━━ DATA EXCERPTS ━━

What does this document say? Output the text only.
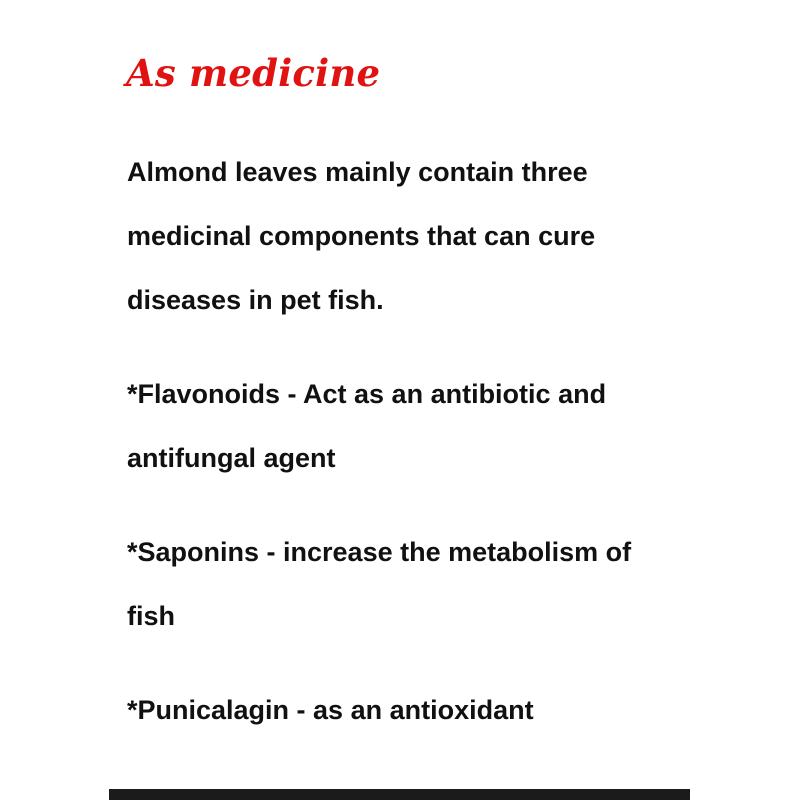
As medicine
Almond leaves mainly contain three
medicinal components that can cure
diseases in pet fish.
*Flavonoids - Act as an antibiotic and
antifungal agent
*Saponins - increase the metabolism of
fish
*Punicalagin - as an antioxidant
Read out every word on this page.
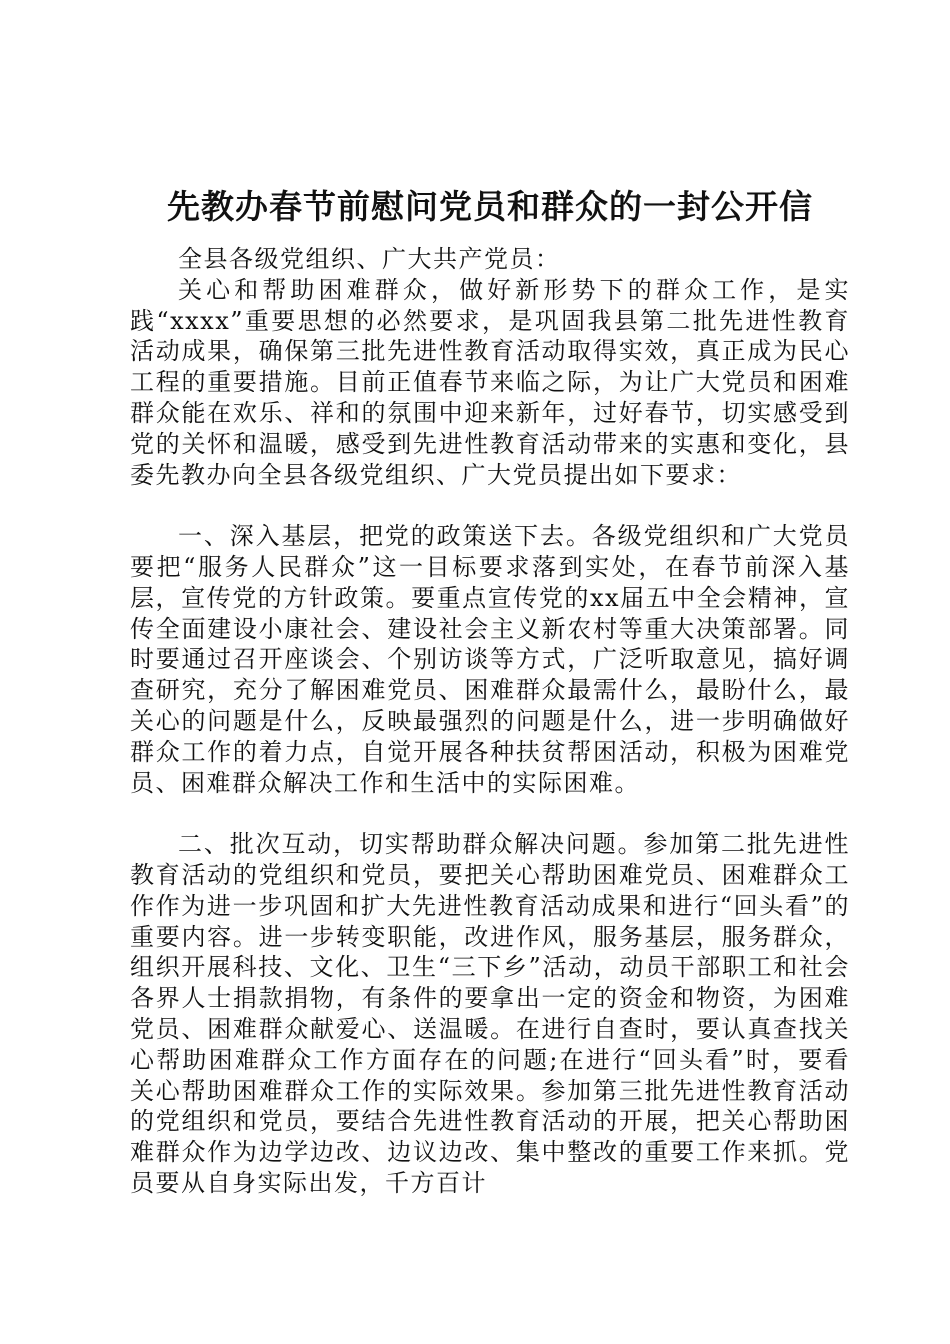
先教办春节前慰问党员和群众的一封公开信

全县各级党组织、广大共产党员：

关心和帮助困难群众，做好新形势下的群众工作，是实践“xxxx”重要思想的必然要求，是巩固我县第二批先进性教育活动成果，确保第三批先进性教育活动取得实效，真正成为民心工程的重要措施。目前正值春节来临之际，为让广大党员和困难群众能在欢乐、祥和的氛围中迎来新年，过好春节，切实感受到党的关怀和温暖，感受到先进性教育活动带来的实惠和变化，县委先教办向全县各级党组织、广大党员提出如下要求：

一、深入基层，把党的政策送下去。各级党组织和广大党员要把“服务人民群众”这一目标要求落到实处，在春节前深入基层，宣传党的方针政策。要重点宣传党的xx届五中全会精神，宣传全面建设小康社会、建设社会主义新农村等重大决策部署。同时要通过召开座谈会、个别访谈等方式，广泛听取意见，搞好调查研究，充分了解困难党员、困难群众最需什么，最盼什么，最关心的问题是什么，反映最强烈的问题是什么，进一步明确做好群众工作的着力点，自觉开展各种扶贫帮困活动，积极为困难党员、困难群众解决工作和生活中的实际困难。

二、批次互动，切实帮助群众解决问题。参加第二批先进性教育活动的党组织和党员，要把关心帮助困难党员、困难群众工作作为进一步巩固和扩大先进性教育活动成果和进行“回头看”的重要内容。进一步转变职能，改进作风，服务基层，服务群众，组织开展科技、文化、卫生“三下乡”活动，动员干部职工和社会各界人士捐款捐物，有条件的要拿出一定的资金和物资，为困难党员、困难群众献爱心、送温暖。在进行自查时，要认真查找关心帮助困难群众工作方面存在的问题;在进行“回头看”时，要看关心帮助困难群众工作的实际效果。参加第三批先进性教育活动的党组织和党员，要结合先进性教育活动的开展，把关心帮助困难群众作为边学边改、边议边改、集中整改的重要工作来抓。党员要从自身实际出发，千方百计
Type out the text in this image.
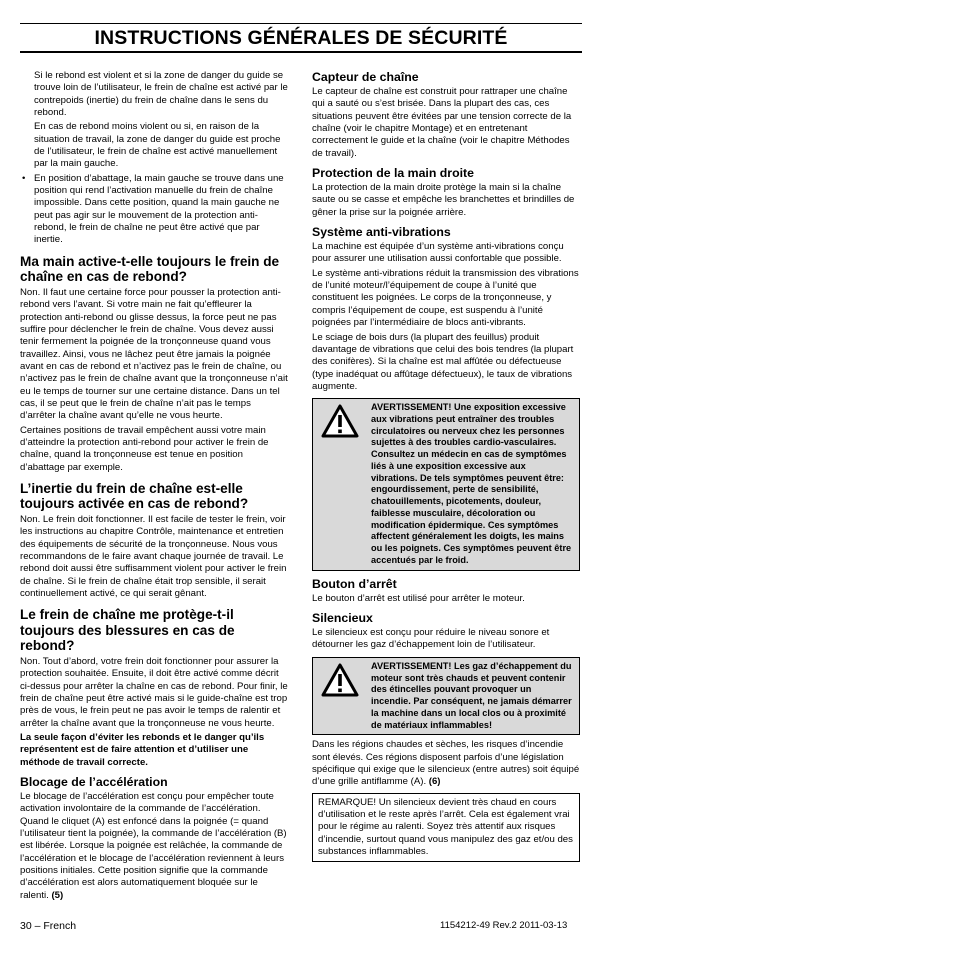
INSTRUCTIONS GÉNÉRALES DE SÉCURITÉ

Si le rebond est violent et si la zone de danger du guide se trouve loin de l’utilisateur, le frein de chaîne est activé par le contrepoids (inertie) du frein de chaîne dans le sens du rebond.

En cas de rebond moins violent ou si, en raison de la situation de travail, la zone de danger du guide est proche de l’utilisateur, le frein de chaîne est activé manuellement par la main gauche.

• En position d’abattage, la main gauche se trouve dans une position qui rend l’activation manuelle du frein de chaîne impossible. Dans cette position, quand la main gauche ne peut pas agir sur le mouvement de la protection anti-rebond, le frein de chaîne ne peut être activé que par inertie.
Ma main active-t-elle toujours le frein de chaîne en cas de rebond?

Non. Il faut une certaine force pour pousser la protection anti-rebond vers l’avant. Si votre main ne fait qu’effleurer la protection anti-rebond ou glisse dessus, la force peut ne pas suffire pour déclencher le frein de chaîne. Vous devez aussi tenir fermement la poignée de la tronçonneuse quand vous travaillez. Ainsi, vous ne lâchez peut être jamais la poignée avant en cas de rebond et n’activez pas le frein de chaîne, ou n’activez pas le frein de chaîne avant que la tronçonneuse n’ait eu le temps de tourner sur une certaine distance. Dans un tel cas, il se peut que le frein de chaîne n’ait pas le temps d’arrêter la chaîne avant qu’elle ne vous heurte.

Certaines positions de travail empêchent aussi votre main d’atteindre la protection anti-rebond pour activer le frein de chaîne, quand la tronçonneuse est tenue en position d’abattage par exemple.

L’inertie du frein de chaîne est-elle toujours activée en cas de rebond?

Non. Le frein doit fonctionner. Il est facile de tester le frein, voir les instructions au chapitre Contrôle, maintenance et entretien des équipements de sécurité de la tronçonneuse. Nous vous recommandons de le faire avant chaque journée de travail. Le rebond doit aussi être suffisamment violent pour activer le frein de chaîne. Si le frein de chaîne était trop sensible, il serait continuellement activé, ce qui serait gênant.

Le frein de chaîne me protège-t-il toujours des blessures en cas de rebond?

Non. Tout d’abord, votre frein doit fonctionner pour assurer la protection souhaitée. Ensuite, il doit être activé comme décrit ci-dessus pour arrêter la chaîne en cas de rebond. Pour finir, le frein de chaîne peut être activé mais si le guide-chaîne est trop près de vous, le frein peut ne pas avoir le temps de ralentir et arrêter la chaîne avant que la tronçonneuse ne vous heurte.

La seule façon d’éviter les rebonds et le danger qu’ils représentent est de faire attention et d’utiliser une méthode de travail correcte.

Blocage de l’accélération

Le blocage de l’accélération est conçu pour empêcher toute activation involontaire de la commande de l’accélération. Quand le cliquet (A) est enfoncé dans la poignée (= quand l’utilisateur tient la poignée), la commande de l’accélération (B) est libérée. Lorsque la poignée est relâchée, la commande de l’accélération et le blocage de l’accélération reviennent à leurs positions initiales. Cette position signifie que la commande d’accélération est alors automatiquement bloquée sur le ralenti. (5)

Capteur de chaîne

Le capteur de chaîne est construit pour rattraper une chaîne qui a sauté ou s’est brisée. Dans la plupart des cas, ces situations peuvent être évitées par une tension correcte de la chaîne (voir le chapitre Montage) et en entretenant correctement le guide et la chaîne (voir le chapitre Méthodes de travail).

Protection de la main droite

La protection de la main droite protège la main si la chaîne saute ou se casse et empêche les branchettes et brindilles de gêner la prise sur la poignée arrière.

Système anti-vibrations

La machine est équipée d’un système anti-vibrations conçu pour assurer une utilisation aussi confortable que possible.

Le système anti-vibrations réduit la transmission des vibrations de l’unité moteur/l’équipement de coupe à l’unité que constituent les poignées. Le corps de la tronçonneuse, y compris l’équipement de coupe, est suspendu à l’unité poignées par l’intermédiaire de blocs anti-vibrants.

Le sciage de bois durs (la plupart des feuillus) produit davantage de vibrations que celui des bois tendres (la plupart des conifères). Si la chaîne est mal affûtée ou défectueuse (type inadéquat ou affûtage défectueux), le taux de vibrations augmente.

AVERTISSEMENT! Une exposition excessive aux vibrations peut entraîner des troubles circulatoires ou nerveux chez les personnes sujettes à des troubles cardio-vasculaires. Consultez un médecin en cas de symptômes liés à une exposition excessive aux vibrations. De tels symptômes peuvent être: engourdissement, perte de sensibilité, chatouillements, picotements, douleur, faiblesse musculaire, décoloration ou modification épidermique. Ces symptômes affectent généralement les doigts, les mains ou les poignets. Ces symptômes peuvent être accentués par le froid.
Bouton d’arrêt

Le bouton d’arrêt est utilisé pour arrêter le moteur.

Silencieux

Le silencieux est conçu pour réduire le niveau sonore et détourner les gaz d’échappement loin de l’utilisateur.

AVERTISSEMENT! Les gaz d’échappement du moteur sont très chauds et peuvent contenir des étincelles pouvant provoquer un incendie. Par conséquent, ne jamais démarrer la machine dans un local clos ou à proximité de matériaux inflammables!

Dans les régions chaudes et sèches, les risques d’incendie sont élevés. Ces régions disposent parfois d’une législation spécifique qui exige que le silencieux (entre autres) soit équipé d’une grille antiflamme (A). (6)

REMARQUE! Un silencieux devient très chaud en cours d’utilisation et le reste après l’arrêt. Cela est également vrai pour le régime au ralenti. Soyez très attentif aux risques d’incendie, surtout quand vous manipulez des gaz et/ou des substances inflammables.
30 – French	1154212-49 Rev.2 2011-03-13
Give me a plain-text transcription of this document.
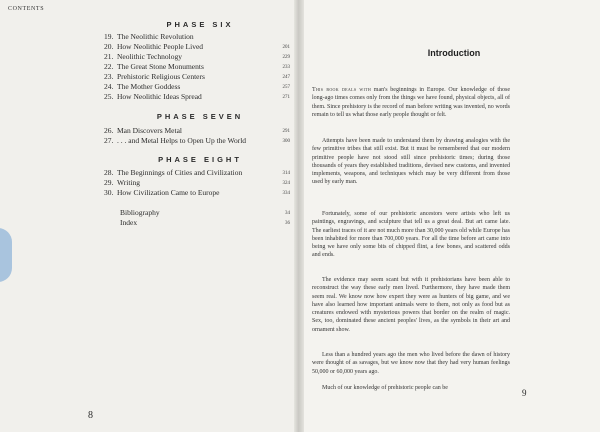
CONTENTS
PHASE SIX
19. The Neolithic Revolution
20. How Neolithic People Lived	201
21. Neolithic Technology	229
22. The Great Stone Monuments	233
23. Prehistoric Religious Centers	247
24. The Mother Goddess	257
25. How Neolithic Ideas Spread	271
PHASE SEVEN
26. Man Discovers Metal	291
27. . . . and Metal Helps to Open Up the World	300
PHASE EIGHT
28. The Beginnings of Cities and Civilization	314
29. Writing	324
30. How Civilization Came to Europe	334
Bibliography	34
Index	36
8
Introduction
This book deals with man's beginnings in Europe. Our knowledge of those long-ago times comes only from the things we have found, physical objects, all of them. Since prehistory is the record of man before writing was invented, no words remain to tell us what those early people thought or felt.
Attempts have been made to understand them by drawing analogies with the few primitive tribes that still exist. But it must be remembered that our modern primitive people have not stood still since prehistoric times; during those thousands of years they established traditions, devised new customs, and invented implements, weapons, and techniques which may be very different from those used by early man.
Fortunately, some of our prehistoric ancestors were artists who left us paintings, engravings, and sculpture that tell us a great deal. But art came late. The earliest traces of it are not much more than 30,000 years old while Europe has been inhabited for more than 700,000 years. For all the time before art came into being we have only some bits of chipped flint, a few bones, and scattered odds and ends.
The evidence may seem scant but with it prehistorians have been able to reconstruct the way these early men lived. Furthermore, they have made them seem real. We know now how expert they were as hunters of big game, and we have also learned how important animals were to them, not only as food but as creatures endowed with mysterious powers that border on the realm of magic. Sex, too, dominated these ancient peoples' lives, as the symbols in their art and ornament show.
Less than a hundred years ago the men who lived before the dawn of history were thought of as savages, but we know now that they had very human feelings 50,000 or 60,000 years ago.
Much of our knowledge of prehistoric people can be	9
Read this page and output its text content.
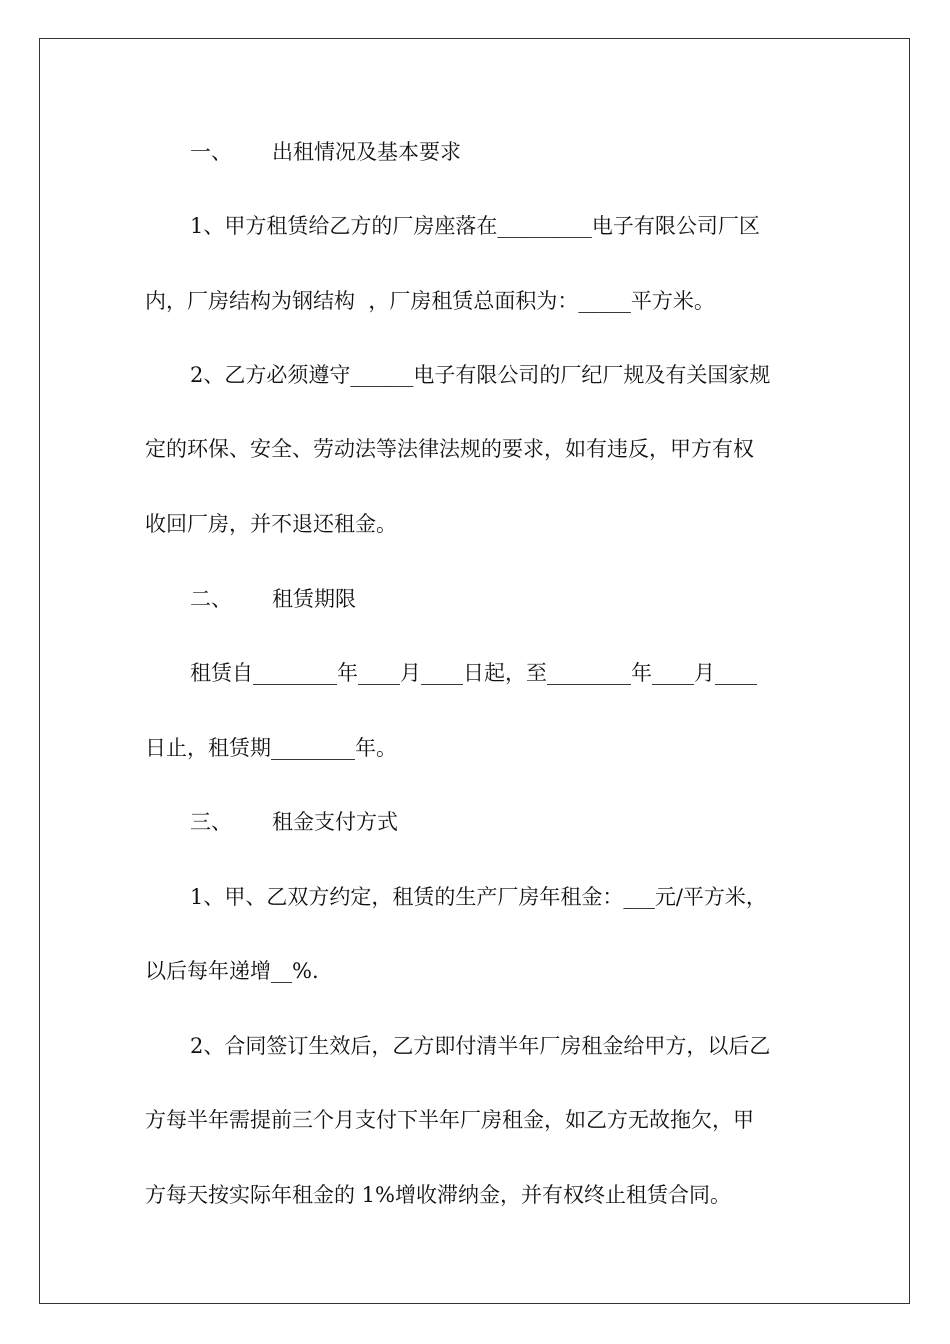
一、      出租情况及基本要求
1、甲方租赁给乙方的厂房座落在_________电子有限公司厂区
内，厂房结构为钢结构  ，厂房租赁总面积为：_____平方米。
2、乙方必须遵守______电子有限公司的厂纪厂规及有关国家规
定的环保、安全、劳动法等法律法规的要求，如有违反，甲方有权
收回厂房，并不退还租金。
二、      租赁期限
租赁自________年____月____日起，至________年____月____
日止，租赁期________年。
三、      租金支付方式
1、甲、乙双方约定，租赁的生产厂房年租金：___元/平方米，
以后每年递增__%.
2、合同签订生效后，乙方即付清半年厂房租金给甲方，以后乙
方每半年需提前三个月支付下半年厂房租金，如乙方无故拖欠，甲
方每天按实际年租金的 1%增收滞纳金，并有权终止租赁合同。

━━━

◆ TASK DESCRIPTION ◆
Starting with the line that holds "Read this page and output its text content.", repeat exactly every line through the end of the material above, both ends included, without the pictures.

◆ FINISHED EXERCISE ◆
Read this page and output its text content.
一、      出租情况及基本要求
1、甲方租赁给乙方的厂房座落在_________电子有限公司厂区
内，厂房结构为钢结构  ，厂房租赁总面积为：_____平方米。
2、乙方必须遵守______电子有限公司的厂纪厂规及有关国家规
定的环保、安全、劳动法等法律法规的要求，如有违反，甲方有权
收回厂房，并不退还租金。
二、      租赁期限
租赁自________年____月____日起，至________年____月____
日止，租赁期________年。
三、      租金支付方式
1、甲、乙双方约定，租赁的生产厂房年租金：___元/平方米，
以后每年递增__%.
2、合同签订生效后，乙方即付清半年厂房租金给甲方，以后乙
方每半年需提前三个月支付下半年厂房租金，如乙方无故拖欠，甲
方每天按实际年租金的 1%增收滞纳金，并有权终止租赁合同。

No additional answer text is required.